PROBLEM REQUIREMENTS: Output every entry exactly as written.

[Recorded data]
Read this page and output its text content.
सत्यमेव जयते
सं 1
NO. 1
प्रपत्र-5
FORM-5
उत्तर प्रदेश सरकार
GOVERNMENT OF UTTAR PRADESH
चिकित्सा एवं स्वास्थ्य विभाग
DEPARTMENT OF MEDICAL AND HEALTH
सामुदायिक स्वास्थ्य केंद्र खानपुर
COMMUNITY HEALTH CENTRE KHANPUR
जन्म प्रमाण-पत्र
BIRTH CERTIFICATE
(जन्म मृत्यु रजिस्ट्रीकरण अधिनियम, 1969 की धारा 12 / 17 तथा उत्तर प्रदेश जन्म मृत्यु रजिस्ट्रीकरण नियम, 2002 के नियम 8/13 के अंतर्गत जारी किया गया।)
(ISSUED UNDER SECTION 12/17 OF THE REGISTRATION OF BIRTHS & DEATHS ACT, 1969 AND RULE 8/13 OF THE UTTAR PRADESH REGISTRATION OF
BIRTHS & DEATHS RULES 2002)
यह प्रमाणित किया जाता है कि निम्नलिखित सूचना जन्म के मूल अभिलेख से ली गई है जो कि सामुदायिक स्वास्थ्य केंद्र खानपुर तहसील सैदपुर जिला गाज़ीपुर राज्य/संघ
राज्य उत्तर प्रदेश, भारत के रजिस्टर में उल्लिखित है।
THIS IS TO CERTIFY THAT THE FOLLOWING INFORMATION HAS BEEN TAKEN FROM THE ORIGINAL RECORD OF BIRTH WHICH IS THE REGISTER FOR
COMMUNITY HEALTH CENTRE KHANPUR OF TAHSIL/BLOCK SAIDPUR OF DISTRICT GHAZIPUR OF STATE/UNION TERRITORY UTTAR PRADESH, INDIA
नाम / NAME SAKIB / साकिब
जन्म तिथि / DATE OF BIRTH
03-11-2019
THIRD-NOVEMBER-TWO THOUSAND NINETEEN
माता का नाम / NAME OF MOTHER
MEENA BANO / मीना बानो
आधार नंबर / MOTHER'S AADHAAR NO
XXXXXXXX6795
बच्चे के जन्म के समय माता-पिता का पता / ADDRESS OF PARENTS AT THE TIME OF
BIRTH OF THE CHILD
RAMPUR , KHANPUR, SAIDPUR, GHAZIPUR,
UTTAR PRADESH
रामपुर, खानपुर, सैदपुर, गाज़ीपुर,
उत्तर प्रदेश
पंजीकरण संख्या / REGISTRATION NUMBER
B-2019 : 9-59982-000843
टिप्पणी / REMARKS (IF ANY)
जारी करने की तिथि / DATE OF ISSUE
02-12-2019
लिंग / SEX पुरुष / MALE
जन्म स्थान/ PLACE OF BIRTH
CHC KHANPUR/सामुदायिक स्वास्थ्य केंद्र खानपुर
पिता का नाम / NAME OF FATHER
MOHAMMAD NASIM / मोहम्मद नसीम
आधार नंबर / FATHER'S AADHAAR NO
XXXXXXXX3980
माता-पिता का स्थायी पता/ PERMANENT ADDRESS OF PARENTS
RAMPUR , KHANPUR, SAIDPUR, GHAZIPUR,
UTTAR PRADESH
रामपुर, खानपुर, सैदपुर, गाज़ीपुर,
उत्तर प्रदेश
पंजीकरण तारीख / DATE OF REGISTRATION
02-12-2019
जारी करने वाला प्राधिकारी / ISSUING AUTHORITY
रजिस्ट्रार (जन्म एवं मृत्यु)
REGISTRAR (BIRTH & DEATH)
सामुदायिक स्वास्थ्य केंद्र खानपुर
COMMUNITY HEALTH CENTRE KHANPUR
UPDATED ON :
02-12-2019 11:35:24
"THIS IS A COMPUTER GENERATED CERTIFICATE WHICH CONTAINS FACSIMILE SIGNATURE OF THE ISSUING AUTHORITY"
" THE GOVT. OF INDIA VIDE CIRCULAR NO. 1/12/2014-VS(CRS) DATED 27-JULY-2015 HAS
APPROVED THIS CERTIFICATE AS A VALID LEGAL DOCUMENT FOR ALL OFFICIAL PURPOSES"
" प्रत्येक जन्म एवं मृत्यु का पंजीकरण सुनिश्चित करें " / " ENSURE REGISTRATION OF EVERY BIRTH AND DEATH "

WRITTEN SOLUTION:
Read this page and output its text content.
सत्यमेव जयते
सं 1
NO. 1
प्रपत्र-5
FORM-5
उत्तर प्रदेश सरकार
GOVERNMENT OF UTTAR PRADESH
चिकित्सा एवं स्वास्थ्य विभाग
DEPARTMENT OF MEDICAL AND HEALTH
सामुदायिक स्वास्थ्य केंद्र खानपुर
COMMUNITY HEALTH CENTRE KHANPUR
जन्म प्रमाण-पत्र
BIRTH CERTIFICATE
(जन्म मृत्यु रजिस्ट्रीकरण अधिनियम, 1969 की धारा 12 / 17 तथा उत्तर प्रदेश जन्म मृत्यु रजिस्ट्रीकरण नियम, 2002 के नियम 8/13 के अंतर्गत जारी किया गया।)
(ISSUED UNDER SECTION 12/17 OF THE REGISTRATION OF BIRTHS & DEATHS ACT, 1969 AND RULE 8/13 OF THE UTTAR PRADESH REGISTRATION OF
BIRTHS & DEATHS RULES 2002)
यह प्रमाणित किया जाता है कि निम्नलिखित सूचना जन्म के मूल अभिलेख से ली गई है जो कि सामुदायिक स्वास्थ्य केंद्र खानपुर तहसील सैदपुर जिला गाज़ीपुर राज्य/संघ
राज्य उत्तर प्रदेश, भारत के रजिस्टर में उल्लिखित है।
THIS IS TO CERTIFY THAT THE FOLLOWING INFORMATION HAS BEEN TAKEN FROM THE ORIGINAL RECORD OF BIRTH WHICH IS THE REGISTER FOR
COMMUNITY HEALTH CENTRE KHANPUR OF TAHSIL/BLOCK SAIDPUR OF DISTRICT GHAZIPUR OF STATE/UNION TERRITORY UTTAR PRADESH, INDIA
नाम / NAME SAKIB / साकिब
जन्म तिथि / DATE OF BIRTH
03-11-2019
THIRD-NOVEMBER-TWO THOUSAND NINETEEN
माता का नाम / NAME OF MOTHER
MEENA BANO / मीना बानो
आधार नंबर / MOTHER'S AADHAAR NO
XXXXXXXX6795
बच्चे के जन्म के समय माता-पिता का पता / ADDRESS OF PARENTS AT THE TIME OF
BIRTH OF THE CHILD
RAMPUR , KHANPUR, SAIDPUR, GHAZIPUR,
UTTAR PRADESH
रामपुर, खानपुर, सैदपुर, गाज़ीपुर,
उत्तर प्रदेश
पंजीकरण संख्या / REGISTRATION NUMBER
B-2019 : 9-59982-000843
टिप्पणी / REMARKS (IF ANY)
जारी करने की तिथि / DATE OF ISSUE
02-12-2019
लिंग / SEX पुरुष / MALE
जन्म स्थान/ PLACE OF BIRTH
CHC KHANPUR/सामुदायिक स्वास्थ्य केंद्र खानपुर
पिता का नाम / NAME OF FATHER
MOHAMMAD NASIM / मोहम्मद नसीम
आधार नंबर / FATHER'S AADHAAR NO
XXXXXXXX3980
माता-पिता का स्थायी पता/ PERMANENT ADDRESS OF PARENTS
RAMPUR , KHANPUR, SAIDPUR, GHAZIPUR,
UTTAR PRADESH
रामपुर, खानपुर, सैदपुर, गाज़ीपुर,
उत्तर प्रदेश
पंजीकरण तारीख / DATE OF REGISTRATION
02-12-2019
जारी करने वाला प्राधिकारी / ISSUING AUTHORITY
रजिस्ट्रार (जन्म एवं मृत्यु)
REGISTRAR (BIRTH & DEATH)
सामुदायिक स्वास्थ्य केंद्र खानपुर
COMMUNITY HEALTH CENTRE KHANPUR
UPDATED ON :
02-12-2019 11:35:24
"THIS IS A COMPUTER GENERATED CERTIFICATE WHICH CONTAINS FACSIMILE SIGNATURE OF THE ISSUING AUTHORITY"
" THE GOVT. OF INDIA VIDE CIRCULAR NO. 1/12/2014-VS(CRS) DATED 27-JULY-2015 HAS
APPROVED THIS CERTIFICATE AS A VALID LEGAL DOCUMENT FOR ALL OFFICIAL PURPOSES"
" प्रत्येक जन्म एवं मृत्यु का पंजीकरण सुनिश्चित करें " / " ENSURE REGISTRATION OF EVERY BIRTH AND DEATH "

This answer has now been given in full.